Recorded data
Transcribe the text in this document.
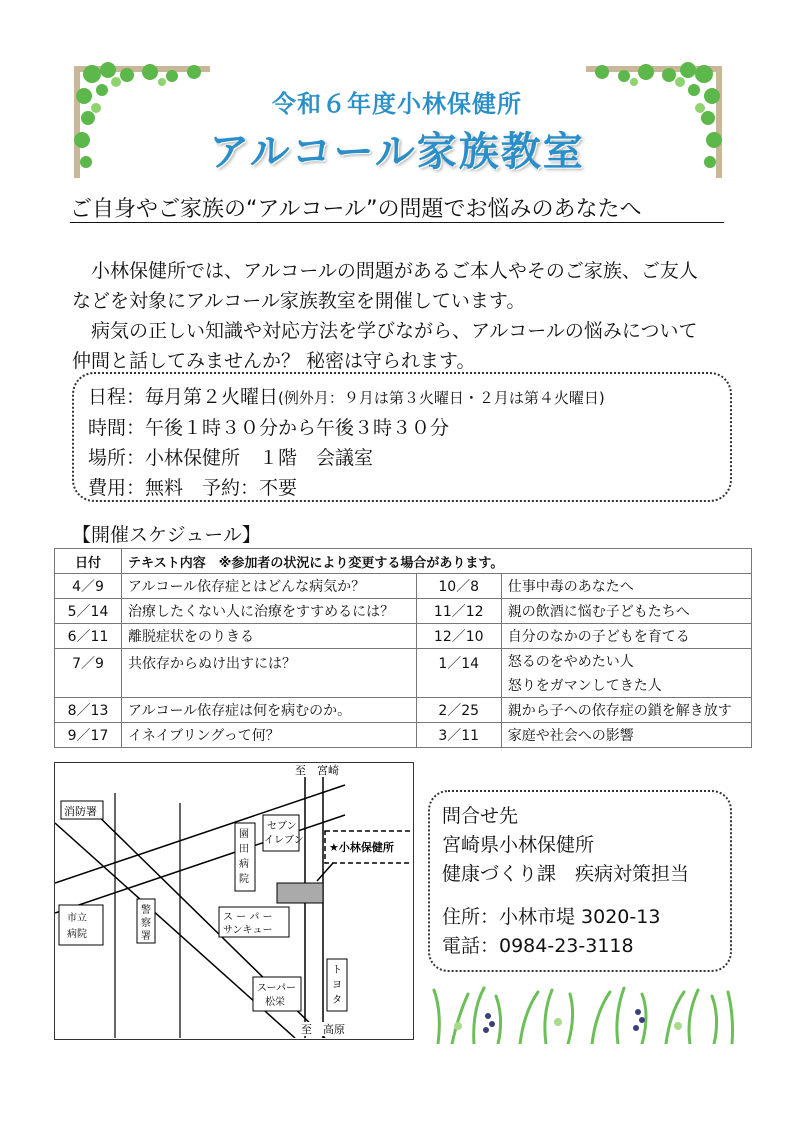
令和６年度小林保健所
アルコール家族教室
ご自身やご家族の“アルコール”の問題でお悩みのあなたへ

　小林保健所では、アルコールの問題があるご本人やそのご家族、ご友人

などを対象にアルコール家族教室を開催しています。

　病気の正しい知識や対応方法を学びながら、アルコールの悩みについて

仲間と話してみませんか？ 秘密は守られます。

日程：毎月第２火曜日(例外月：９月は第３火曜日・２月は第４火曜日)
時間：午後１時３０分から午後３時３０分
場所：小林保健所　１階　会議室
費用：無料　予約：不要
【開催スケジュール】
日付	テキスト内容　※参加者の状況により変更する場合があります。		
4／9	アルコール依存症とはどんな病気か？	10／8	仕事中毒のあなたへ
5／14	治療したくない人に治療をすすめるには？	11／12	親の飲酒に悩む子どもたちへ
6／11	離脱症状をのりきる	12／10	自分のなかの子どもを育てる
7／9	共依存からぬけ出すには？	1／14	怒るのをやめたい人
			怒りをガマンしてきた人
8／13	アルコール依存症は何を病むのか。	2／25	親から子への依存症の鎖を解き放す
9／17	イネイブリングって何？	3／11	家庭や社会への影響
消防署
セブン
イレブン
園
田
病
院
★小林保健所
警
察
署
市立
病院
ス ー パ ー
サンキュー
ト
ヨ
タ
スーパー
松栄
至　宮崎
至　高原
問合せ先
宮崎県小林保健所
健康づくり課　疾病対策担当
住所：小林市堤 3020-13
電話：0984-23-3118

### Your objective
The material above must be printed exactly, with its pictures left out.

### Result of the exercise
Transcribe the text in this document.
令和６年度小林保健所
アルコール家族教室
ご自身やご家族の“アルコール”の問題でお悩みのあなたへ

　小林保健所では、アルコールの問題があるご本人やそのご家族、ご友人

などを対象にアルコール家族教室を開催しています。

　病気の正しい知識や対応方法を学びながら、アルコールの悩みについて

仲間と話してみませんか？ 秘密は守られます。

日程：毎月第２火曜日(例外月：９月は第３火曜日・２月は第４火曜日)
時間：午後１時３０分から午後３時３０分
場所：小林保健所　１階　会議室
費用：無料　予約：不要
【開催スケジュール】
日付	テキスト内容　※参加者の状況により変更する場合があります。		
4／9	アルコール依存症とはどんな病気か？	10／8	仕事中毒のあなたへ
5／14	治療したくない人に治療をすすめるには？	11／12	親の飲酒に悩む子どもたちへ
6／11	離脱症状をのりきる	12／10	自分のなかの子どもを育てる
7／9	共依存からぬけ出すには？	1／14	怒るのをやめたい人
			怒りをガマンしてきた人
8／13	アルコール依存症は何を病むのか。	2／25	親から子への依存症の鎖を解き放す
9／17	イネイブリングって何？	3／11	家庭や社会への影響
消防署
セブン
イレブン
園
田
病
院
★小林保健所
警
察
署
市立
病院
ス ー パ ー
サンキュー
ト
ヨ
タ
スーパー
松栄
至　宮崎
至　高原
問合せ先
宮崎県小林保健所
健康づくり課　疾病対策担当
住所：小林市堤 3020-13
電話：0984-23-3118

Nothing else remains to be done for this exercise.